▶ Exercise objective
Print all entries word for word.

Dataset excerpt:
==*==
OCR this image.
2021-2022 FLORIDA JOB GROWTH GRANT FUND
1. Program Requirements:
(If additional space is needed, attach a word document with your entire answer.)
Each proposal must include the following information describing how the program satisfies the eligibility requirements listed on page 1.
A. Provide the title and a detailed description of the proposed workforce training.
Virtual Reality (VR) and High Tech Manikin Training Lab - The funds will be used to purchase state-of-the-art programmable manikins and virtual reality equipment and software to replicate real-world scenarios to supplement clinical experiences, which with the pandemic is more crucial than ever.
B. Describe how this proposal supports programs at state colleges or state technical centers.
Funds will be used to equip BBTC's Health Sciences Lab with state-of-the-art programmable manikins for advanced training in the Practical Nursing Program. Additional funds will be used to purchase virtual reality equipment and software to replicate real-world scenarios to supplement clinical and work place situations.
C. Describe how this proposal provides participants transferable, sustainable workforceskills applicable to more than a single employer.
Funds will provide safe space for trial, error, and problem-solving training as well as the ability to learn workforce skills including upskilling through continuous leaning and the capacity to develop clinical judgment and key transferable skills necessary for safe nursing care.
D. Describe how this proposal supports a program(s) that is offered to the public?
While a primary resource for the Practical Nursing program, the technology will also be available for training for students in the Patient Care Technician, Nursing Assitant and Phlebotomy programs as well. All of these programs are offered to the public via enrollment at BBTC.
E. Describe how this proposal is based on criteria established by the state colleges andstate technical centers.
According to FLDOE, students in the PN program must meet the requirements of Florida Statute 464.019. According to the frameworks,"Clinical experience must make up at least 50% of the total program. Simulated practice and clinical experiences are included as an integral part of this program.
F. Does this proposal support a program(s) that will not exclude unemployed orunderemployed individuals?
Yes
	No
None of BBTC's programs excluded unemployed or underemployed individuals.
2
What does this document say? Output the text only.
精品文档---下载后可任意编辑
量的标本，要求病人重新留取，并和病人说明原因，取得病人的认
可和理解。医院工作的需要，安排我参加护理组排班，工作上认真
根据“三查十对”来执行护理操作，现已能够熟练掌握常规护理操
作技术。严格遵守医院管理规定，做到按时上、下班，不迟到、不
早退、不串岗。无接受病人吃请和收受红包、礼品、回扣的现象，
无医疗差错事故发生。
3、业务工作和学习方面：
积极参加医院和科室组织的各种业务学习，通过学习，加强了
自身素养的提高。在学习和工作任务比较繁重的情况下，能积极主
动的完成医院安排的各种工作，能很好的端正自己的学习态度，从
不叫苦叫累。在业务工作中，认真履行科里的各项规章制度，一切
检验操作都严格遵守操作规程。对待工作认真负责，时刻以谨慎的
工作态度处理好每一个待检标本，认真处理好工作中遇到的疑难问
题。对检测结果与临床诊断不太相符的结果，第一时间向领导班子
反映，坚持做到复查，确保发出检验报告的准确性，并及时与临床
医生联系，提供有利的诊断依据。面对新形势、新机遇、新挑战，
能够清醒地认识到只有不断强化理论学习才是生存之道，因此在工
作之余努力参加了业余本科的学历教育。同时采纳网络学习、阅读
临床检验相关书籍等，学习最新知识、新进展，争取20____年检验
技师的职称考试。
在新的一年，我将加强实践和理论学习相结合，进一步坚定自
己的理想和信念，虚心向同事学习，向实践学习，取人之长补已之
==*==
▶ Exercise result
OCR this image.
2021-2022 FLORIDA JOB GROWTH GRANT FUND
1. Program Requirements:
(If additional space is needed, attach a word document with your entire answer.)
Each proposal must include the following information describing how the program satisfies the eligibility requirements listed on page 1.
A. Provide the title and a detailed description of the proposed workforce training.
Virtual Reality (VR) and High Tech Manikin Training Lab - The funds will be used to purchase state-of-the-art programmable manikins and virtual reality equipment and software to replicate real-world scenarios to supplement clinical experiences, which with the pandemic is more crucial than ever.
B. Describe how this proposal supports programs at state colleges or state technical centers.
Funds will be used to equip BBTC's Health Sciences Lab with state-of-the-art programmable manikins for advanced training in the Practical Nursing Program. Additional funds will be used to purchase virtual reality equipment and software to replicate real-world scenarios to supplement clinical and work place situations.
C. Describe how this proposal provides participants transferable, sustainable workforceskills applicable to more than a single employer.
Funds will provide safe space for trial, error, and problem-solving training as well as the ability to learn workforce skills including upskilling through continuous leaning and the capacity to develop clinical judgment and key transferable skills necessary for safe nursing care.
D. Describe how this proposal supports a program(s) that is offered to the public?
While a primary resource for the Practical Nursing program, the technology will also be available for training for students in the Patient Care Technician, Nursing Assitant and Phlebotomy programs as well. All of these programs are offered to the public via enrollment at BBTC.
E. Describe how this proposal is based on criteria established by the state colleges andstate technical centers.
According to FLDOE, students in the PN program must meet the requirements of Florida Statute 464.019. According to the frameworks,"Clinical experience must make up at least 50% of the total program. Simulated practice and clinical experiences are included as an integral part of this program.
F. Does this proposal support a program(s) that will not exclude unemployed orunderemployed individuals?
Yes
	No
None of BBTC's programs excluded unemployed or underemployed individuals.
2
What does this document say? Output the text only.
精品文档---下载后可任意编辑
量的标本，要求病人重新留取，并和病人说明原因，取得病人的认
可和理解。医院工作的需要，安排我参加护理组排班，工作上认真
根据“三查十对”来执行护理操作，现已能够熟练掌握常规护理操
作技术。严格遵守医院管理规定，做到按时上、下班，不迟到、不
早退、不串岗。无接受病人吃请和收受红包、礼品、回扣的现象，
无医疗差错事故发生。
3、业务工作和学习方面：
积极参加医院和科室组织的各种业务学习，通过学习，加强了
自身素养的提高。在学习和工作任务比较繁重的情况下，能积极主
动的完成医院安排的各种工作，能很好的端正自己的学习态度，从
不叫苦叫累。在业务工作中，认真履行科里的各项规章制度，一切
检验操作都严格遵守操作规程。对待工作认真负责，时刻以谨慎的
工作态度处理好每一个待检标本，认真处理好工作中遇到的疑难问
题。对检测结果与临床诊断不太相符的结果，第一时间向领导班子
反映，坚持做到复查，确保发出检验报告的准确性，并及时与临床
医生联系，提供有利的诊断依据。面对新形势、新机遇、新挑战，
能够清醒地认识到只有不断强化理论学习才是生存之道，因此在工
作之余努力参加了业余本科的学历教育。同时采纳网络学习、阅读
临床检验相关书籍等，学习最新知识、新进展，争取20____年检验
技师的职称考试。
在新的一年，我将加强实践和理论学习相结合，进一步坚定自
己的理想和信念，虚心向同事学习，向实践学习，取人之长补已之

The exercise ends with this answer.